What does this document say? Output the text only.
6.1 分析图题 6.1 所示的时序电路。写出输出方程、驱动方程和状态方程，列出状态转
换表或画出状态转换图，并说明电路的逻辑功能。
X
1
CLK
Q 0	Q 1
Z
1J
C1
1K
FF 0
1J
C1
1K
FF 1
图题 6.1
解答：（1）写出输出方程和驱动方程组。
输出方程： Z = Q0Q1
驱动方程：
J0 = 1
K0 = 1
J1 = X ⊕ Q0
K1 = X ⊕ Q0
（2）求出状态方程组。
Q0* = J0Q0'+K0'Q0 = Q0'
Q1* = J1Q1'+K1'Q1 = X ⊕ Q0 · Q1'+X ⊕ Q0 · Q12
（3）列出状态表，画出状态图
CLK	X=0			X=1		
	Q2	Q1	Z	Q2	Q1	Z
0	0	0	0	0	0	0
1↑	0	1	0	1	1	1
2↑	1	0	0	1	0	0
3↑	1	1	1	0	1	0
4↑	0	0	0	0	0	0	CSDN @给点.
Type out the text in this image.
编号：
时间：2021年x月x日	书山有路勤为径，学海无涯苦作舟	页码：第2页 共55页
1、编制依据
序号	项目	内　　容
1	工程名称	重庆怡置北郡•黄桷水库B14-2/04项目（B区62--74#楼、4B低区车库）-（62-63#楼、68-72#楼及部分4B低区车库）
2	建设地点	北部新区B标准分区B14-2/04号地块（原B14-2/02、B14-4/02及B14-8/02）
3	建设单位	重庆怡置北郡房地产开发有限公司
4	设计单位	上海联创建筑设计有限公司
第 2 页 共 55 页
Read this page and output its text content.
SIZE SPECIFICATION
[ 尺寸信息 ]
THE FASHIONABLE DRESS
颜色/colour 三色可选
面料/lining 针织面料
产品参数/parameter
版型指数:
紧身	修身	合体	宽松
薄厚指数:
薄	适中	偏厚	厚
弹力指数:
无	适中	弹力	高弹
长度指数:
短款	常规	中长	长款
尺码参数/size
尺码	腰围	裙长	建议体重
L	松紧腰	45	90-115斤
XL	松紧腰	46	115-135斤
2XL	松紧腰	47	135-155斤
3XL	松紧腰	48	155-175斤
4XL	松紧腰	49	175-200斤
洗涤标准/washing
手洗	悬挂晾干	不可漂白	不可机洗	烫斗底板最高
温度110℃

^^^^

— TASK REQUIREMENTS —
Pull out all lines from the entries above in which the word "this" appears.

— COMPLETE RESPONSE —
What does this document say? Output the text only.
Type out the text in this image.
Read this page and output its text content.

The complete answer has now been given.